» **EXERCISE REQUIREMENTS**:
1. According to the article on rural emergency hospitals, about how much in extra payments would such a hospital receive each year?
2. Continue the article on Medicare's rural emergency hospital program from its last sentence.

» **GIVEN TEXT**:
Rural hospitals have a new option to get millions of dollars in additional funding from Medicare if they agree to drop all inpatient care — but so far Colorado health care facilities aren’t jumping to take the money.
Under the federal program, rural emergency hospitals must keep an emergency room staffed around the clock, but can’t offer inpatient beds. In exchange, they get extra payments, estimated to average around $3 million a year, to support outpatient and emergency care.
It’s a drastic trade-off, but one that, in Colorado, would require regulatory and legislative action before any hospitals could take advantage of the new funding.
The idea behind the program is that areas of the country that can’t financially support a full-service hospital might be able to sustain emergency services with extra support.
In the earlier stages of the pandemic, however, Colorado came close to filling every bed in its borders, raising questions about whether the state could handle a future emergency if some hospitals stop handling inpatients.
A study in the Journal of the American Medical Association projected 1,569 hospitals could be eligible nationwide, though substantially fewer may choose to participate.

» **INFORMATION SHOWN**:
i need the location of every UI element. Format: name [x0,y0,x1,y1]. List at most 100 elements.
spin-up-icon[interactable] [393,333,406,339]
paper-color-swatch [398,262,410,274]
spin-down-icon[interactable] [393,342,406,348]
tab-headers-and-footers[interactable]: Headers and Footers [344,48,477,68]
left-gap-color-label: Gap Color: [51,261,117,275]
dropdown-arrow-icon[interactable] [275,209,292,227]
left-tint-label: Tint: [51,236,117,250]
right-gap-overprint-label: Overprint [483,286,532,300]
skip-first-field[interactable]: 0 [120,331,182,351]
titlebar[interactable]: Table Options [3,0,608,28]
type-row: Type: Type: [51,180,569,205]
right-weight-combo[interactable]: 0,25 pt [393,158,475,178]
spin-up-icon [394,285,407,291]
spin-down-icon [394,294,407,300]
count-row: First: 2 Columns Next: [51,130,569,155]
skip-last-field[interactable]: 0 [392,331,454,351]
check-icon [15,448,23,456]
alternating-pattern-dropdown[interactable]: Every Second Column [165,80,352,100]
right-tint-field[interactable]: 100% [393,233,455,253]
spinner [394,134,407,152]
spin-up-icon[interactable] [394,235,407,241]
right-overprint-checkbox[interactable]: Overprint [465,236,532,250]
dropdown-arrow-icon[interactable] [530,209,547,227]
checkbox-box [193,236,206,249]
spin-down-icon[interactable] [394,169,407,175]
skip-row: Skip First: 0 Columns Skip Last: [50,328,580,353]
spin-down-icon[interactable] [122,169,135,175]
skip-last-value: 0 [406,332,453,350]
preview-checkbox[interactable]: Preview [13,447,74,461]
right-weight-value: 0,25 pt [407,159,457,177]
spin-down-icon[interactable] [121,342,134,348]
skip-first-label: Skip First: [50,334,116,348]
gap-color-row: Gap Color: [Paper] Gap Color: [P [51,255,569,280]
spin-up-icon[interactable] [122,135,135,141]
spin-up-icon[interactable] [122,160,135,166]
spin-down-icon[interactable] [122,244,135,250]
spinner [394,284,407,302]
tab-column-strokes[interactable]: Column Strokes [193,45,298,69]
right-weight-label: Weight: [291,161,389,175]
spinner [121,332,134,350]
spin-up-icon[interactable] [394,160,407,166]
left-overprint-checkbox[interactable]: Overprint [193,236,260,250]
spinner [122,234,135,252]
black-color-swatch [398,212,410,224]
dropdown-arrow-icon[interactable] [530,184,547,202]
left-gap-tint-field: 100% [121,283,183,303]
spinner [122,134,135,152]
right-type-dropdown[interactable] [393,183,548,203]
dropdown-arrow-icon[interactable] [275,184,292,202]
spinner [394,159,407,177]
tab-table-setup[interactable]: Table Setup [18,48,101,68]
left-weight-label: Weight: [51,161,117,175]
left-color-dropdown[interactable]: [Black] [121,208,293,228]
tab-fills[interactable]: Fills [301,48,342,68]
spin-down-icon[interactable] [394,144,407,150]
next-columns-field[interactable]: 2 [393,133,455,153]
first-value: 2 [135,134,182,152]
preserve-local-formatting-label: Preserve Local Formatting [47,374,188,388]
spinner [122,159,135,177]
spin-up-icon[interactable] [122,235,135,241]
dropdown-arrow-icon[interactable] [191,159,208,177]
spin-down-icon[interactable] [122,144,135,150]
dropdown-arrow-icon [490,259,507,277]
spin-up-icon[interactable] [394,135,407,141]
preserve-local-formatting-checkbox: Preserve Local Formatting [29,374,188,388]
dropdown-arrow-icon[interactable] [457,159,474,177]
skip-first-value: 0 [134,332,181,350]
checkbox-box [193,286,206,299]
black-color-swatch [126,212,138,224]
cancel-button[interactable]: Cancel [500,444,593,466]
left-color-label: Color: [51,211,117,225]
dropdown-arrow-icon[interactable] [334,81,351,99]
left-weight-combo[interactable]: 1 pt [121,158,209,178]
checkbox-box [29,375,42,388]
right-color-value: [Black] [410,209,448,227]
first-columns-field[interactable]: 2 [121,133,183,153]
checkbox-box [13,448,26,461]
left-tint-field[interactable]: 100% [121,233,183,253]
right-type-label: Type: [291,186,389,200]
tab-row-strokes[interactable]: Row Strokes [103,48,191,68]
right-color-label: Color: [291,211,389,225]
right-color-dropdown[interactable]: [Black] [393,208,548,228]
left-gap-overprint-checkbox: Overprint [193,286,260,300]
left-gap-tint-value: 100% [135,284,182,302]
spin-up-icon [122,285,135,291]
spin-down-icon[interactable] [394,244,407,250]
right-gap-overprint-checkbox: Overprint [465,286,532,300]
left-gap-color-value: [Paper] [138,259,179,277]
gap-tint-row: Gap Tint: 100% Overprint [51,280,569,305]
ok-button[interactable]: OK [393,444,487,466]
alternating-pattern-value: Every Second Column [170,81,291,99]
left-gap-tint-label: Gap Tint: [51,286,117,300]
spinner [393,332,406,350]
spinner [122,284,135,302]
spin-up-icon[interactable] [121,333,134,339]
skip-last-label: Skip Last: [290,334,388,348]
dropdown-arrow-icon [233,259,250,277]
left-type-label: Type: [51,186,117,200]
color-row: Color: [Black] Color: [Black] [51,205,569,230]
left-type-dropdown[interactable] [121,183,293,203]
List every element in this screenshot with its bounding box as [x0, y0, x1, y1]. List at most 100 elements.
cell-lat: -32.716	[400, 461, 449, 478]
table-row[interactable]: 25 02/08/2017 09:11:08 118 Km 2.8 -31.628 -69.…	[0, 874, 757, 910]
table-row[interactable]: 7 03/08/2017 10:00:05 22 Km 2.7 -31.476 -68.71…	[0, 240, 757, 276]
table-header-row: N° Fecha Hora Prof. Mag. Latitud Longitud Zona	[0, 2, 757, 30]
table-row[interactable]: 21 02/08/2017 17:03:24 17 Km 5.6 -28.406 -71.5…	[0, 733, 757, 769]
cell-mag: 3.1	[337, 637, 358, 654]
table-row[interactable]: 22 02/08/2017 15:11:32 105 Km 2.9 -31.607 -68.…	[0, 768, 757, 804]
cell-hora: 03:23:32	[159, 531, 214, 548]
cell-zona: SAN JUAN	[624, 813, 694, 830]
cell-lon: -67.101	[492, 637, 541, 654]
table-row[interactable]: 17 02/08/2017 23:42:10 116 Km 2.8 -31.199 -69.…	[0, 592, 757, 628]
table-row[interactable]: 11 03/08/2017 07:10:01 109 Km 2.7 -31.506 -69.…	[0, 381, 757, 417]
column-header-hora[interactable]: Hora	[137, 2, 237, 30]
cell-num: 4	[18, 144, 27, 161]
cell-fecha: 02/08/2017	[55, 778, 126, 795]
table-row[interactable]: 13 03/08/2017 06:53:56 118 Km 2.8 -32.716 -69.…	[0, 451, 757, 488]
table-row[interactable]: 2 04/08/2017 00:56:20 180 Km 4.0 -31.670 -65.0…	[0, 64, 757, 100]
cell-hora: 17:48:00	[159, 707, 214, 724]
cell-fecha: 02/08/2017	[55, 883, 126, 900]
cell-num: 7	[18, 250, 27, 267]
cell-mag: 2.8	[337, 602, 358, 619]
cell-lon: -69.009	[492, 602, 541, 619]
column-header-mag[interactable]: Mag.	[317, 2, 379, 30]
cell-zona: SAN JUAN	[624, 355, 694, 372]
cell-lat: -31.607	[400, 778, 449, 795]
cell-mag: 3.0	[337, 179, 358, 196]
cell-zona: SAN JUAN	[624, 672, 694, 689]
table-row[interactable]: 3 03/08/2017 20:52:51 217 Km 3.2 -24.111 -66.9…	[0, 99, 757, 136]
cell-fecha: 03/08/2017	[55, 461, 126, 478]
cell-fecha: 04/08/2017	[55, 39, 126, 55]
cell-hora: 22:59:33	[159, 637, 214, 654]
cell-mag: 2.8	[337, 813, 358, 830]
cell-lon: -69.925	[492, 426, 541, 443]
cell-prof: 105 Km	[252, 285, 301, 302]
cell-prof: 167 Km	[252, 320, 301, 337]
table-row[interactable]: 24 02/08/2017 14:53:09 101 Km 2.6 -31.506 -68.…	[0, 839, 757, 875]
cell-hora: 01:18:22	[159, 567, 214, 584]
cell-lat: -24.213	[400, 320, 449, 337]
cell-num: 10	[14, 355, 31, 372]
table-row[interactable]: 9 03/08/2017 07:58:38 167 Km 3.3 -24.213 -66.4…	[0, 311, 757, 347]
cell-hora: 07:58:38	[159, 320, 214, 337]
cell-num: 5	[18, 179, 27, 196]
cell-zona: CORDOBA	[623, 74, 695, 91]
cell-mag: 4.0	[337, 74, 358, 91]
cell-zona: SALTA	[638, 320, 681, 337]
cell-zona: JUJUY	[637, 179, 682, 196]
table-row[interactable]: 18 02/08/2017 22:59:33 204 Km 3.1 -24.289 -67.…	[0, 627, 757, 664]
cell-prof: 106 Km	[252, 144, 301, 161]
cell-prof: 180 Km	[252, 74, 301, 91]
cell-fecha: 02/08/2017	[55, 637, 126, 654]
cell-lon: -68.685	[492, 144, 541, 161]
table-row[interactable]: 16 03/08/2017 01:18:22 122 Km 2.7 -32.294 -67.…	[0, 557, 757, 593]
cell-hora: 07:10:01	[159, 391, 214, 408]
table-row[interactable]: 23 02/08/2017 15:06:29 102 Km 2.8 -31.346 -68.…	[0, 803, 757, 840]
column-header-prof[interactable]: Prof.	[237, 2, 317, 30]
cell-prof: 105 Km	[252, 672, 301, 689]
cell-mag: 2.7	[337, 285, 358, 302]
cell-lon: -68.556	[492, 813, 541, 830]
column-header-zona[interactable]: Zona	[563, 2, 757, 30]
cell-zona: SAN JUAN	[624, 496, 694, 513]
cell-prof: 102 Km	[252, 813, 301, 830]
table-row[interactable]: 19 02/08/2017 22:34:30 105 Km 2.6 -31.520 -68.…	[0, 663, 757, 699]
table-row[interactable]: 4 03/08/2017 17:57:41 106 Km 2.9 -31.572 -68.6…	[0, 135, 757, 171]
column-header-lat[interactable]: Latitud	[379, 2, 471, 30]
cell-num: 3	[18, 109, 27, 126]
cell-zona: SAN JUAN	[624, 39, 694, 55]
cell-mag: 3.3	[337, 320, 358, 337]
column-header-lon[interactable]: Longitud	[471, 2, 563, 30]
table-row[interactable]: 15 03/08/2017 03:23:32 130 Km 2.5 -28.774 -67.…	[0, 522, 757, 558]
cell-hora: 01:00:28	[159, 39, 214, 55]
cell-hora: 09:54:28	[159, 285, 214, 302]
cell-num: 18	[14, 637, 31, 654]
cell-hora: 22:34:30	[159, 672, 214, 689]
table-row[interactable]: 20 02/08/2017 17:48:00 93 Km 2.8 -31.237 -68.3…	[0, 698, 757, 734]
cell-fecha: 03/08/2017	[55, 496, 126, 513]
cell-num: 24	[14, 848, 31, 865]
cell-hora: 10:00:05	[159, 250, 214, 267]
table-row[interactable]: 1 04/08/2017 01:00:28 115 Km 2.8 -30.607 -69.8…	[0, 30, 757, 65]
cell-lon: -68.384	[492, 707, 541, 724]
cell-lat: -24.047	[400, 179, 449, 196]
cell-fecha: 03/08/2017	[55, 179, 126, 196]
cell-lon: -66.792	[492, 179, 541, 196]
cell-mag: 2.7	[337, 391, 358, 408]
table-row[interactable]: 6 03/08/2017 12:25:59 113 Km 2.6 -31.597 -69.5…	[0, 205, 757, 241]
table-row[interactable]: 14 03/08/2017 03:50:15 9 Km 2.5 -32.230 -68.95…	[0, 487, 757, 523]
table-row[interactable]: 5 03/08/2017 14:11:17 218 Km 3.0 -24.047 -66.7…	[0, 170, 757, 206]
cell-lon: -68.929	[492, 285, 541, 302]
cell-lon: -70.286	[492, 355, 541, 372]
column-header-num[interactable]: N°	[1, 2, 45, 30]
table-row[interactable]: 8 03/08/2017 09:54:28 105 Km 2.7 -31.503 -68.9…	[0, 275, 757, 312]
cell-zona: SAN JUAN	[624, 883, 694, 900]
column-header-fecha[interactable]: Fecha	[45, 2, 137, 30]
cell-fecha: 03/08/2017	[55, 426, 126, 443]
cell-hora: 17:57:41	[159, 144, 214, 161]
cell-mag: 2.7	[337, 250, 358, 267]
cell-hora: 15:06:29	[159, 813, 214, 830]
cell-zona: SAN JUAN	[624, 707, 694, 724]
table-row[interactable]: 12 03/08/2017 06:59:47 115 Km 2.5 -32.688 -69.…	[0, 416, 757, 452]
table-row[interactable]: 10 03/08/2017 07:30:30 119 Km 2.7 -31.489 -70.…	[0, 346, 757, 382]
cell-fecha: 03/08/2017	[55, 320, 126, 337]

» **YOUR WRITTEN ANSWERS**:
1. An estimated average of around $3 million a year.

2.
The program is only open to critical access hospitals, which are generally rural facilities with 25 or fewer inpatient beds that are at least 35 miles from another hospital and generally have patient stays of four days or less. (There are some exceptions, because states could designate critical access hospitals before 2006.)
The majority of the 32 critical access hospitals in Colorado didn’t respond to inquiries from The Denver Post about whether they were considering a switch. Nine hospitals said they weren’t: Aspen Valley Hospital, Grand River Hospital District, Gunnison Valley Health, Heart of the Rockies Regional Medical Center, Lincoln Health, Memorial Regional Health, San Luis Valley Health, Southeast Colorado Hospital District and UCHealth Pikes Peak Regional Hospital.
No hospitals confirmed they were considering dropping inpatient care. Two others responded, but declined to comment at this time.
Dave Engel, CEO of Southeast Colorado Hospital District in Springfield, said converting doesn’t make sense for them, both because of lost revenue and because people would perceive their hospital as failing and go elsewhere for services they still could have gotten locally.
He said he doesn’t know of any hospitals on the Eastern Plains that want to give up inpatient care, and that most people would rather stay close to home.
“It would be unsustainable,” he said.
Donna Wehe, director of communications at San Luis Valley Health, said their two hospital campuses have found a model that works for them, so a shift isn’t necessary. It could turn out to be right for other rural facilities, though, she said.
“We really support the idea of this, because it gives rural emergent care more choices,” she said.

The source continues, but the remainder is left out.